# RECORDS FOR THE EXERCISE start

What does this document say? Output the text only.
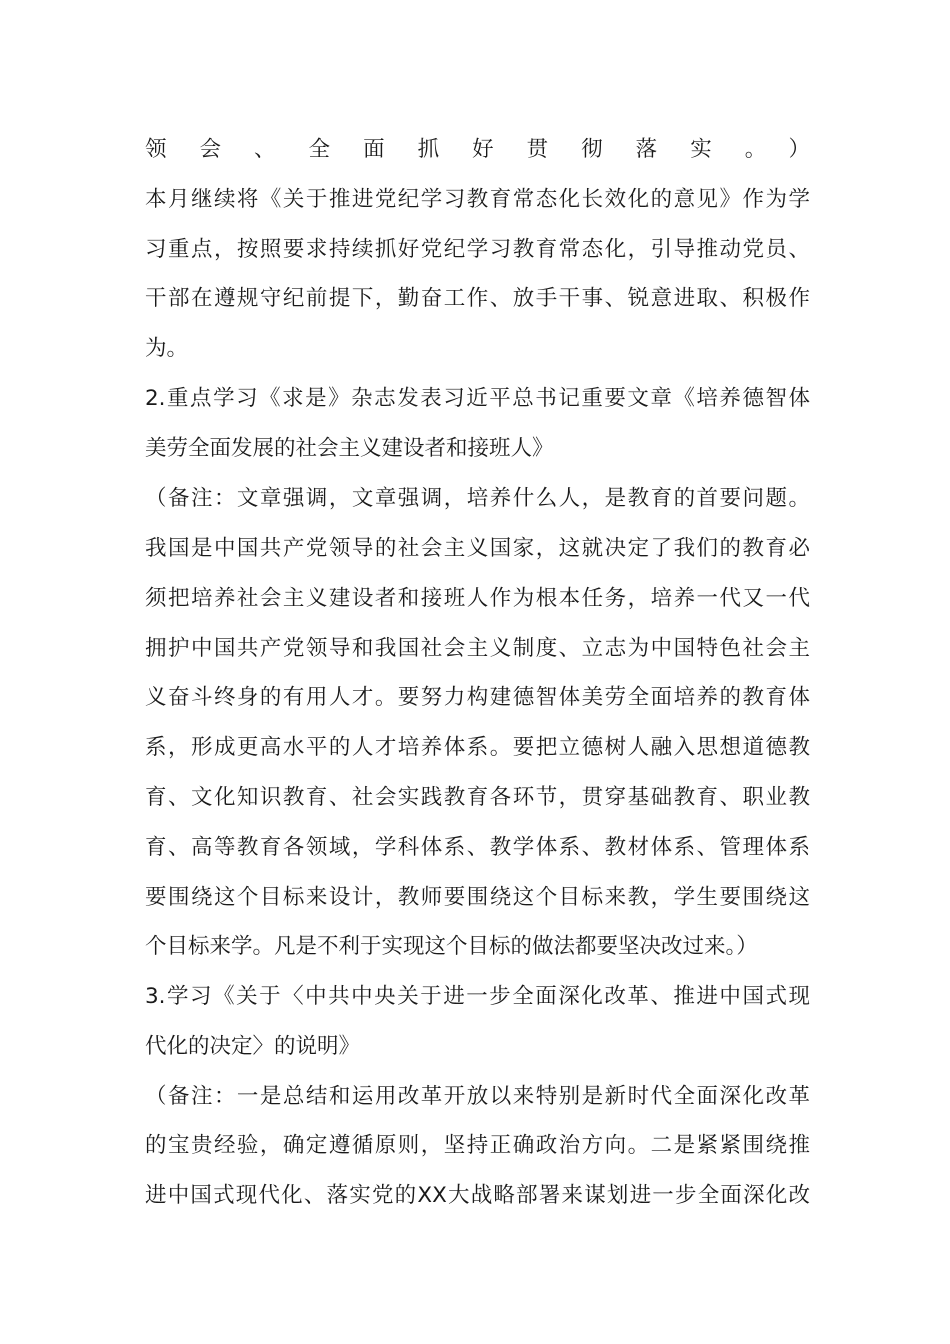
领会、全面抓好贯彻落实。）
本月继续将《关于推进党纪学习教育常态化长效化的意见》作为学
习重点，按照要求持续抓好党纪学习教育常态化，引导推动党员、
干部在遵规守纪前提下，勤奋工作、放手干事、锐意进取、积极作
为。
2.重点学习《求是》杂志发表习近平总书记重要文章《培养德智体
美劳全面发展的社会主义建设者和接班人》
（备注：文章强调，文章强调，培养什么人，是教育的首要问题。
我国是中国共产党领导的社会主义国家，这就决定了我们的教育必
须把培养社会主义建设者和接班人作为根本任务，培养一代又一代
拥护中国共产党领导和我国社会主义制度、立志为中国特色社会主
义奋斗终身的有用人才。要努力构建德智体美劳全面培养的教育体
系，形成更高水平的人才培养体系。要把立德树人融入思想道德教
育、文化知识教育、社会实践教育各环节，贯穿基础教育、职业教
育、高等教育各领域，学科体系、教学体系、教材体系、管理体系
要围绕这个目标来设计，教师要围绕这个目标来教，学生要围绕这
个目标来学。凡是不利于实现这个目标的做法都要坚决改过来。）
3.学习《关于〈中共中央关于进一步全面深化改革、推进中国式现
代化的决定〉的说明》
（备注：一是总结和运用改革开放以来特别是新时代全面深化改革
的宝贵经验，确定遵循原则，坚持正确政治方向。二是紧紧围绕推
进中国式现代化、落实党的XX大战略部署来谋划进一步全面深化改
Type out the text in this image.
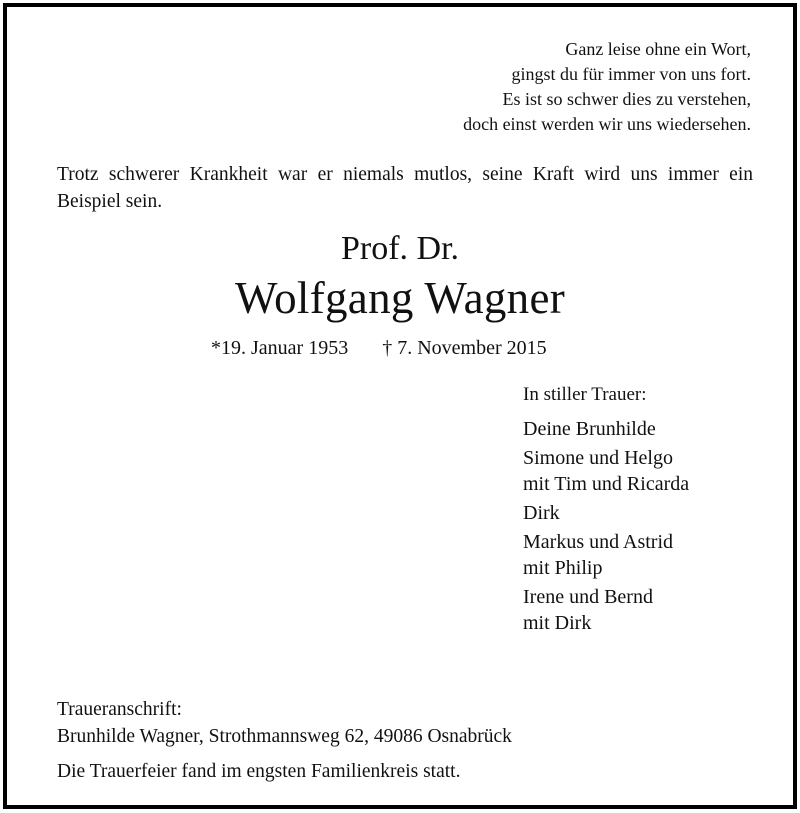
Ganz leise ohne ein Wort,
gingst du für immer von uns fort.
Es ist so schwer dies zu verstehen,
doch einst werden wir uns wiedersehen.
Trotz schwerer Krankheit war er niemals mutlos, seine Kraft wird uns immer ein Beispiel sein.
Prof. Dr.
Wolfgang Wagner
*19. Januar 1953 † 7. November 2015
In stiller Trauer:
Deine Brunhilde
Simone und Helgo
mit Tim und Ricarda
Dirk
Markus und Astrid
mit Philip
Irene und Bernd
mit Dirk
Traueranschrift:
Brunhilde Wagner, Strothmannsweg 62, 49086 Osnabrück
Die Trauerfeier fand im engsten Familienkreis statt.
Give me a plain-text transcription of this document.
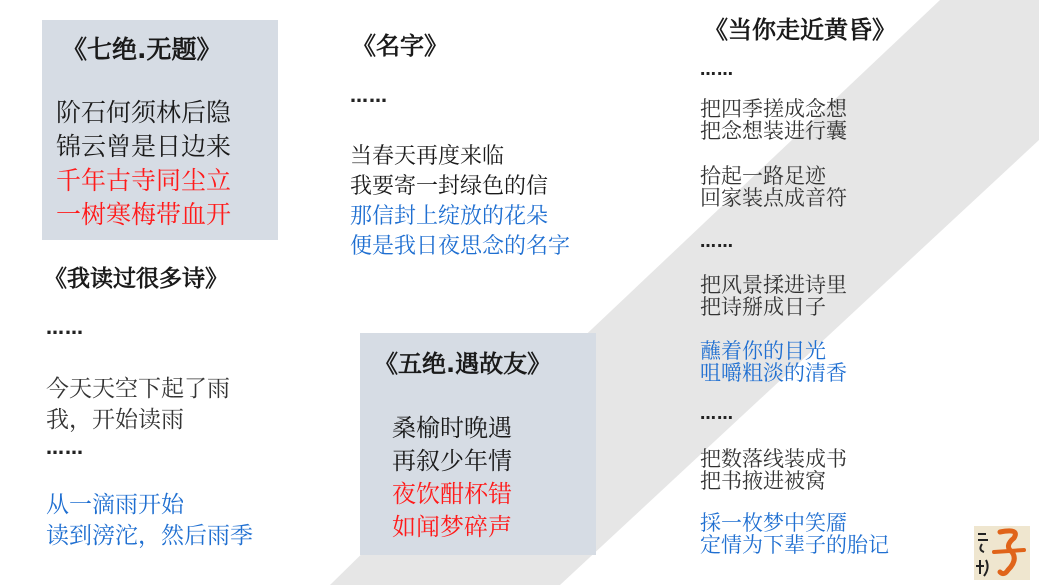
《七绝.无题》
阶石何须林后隐
锦云曾是日边来
千年古寺同尘立
一树寒梅带血开
《我读过很多诗》
……
今天天空下起了雨
我，开始读雨
……
从一滴雨开始
读到滂沱，然后雨季
《名字》
……
当春天再度来临
我要寄一封绿色的信
那信封上绽放的花朵
便是我日夜思念的名字
《五绝.遇故友》
桑榆时晚遇
再叙少年情
夜饮酣杯错
如闻梦碎声
《当你走近黄昏》
……
把四季搓成念想
把念想装进行囊
拾起一路足迹
回家装点成音符
……
把风景揉进诗里
把诗掰成日子
蘸着你的目光
咀嚼粗淡的清香
……
把数落线装成书
把书掖进被窝
採一枚梦中笑靥
定情为下辈子的胎记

# RECORDS FOR THE EXERCISE end

** TASK **
Find the line with "Give me a plain-text" in the listing and extract it and all lines after it through the end, exactly, without the pictures.

** THE COMPLETED TASK **
Give me a plain-text transcription of this document.
《七绝.无题》
阶石何须林后隐
锦云曾是日边来
千年古寺同尘立
一树寒梅带血开
《我读过很多诗》
……
今天天空下起了雨
我，开始读雨
……
从一滴雨开始
读到滂沱，然后雨季
《名字》
……
当春天再度来临
我要寄一封绿色的信
那信封上绽放的花朵
便是我日夜思念的名字
《五绝.遇故友》
桑榆时晚遇
再叙少年情
夜饮酣杯错
如闻梦碎声
《当你走近黄昏》
……
把四季搓成念想
把念想装进行囊
拾起一路足迹
回家装点成音符
……
把风景揉进诗里
把诗掰成日子
蘸着你的目光
咀嚼粗淡的清香
……
把数落线装成书
把书掖进被窝
採一枚梦中笑靥
定情为下辈子的胎记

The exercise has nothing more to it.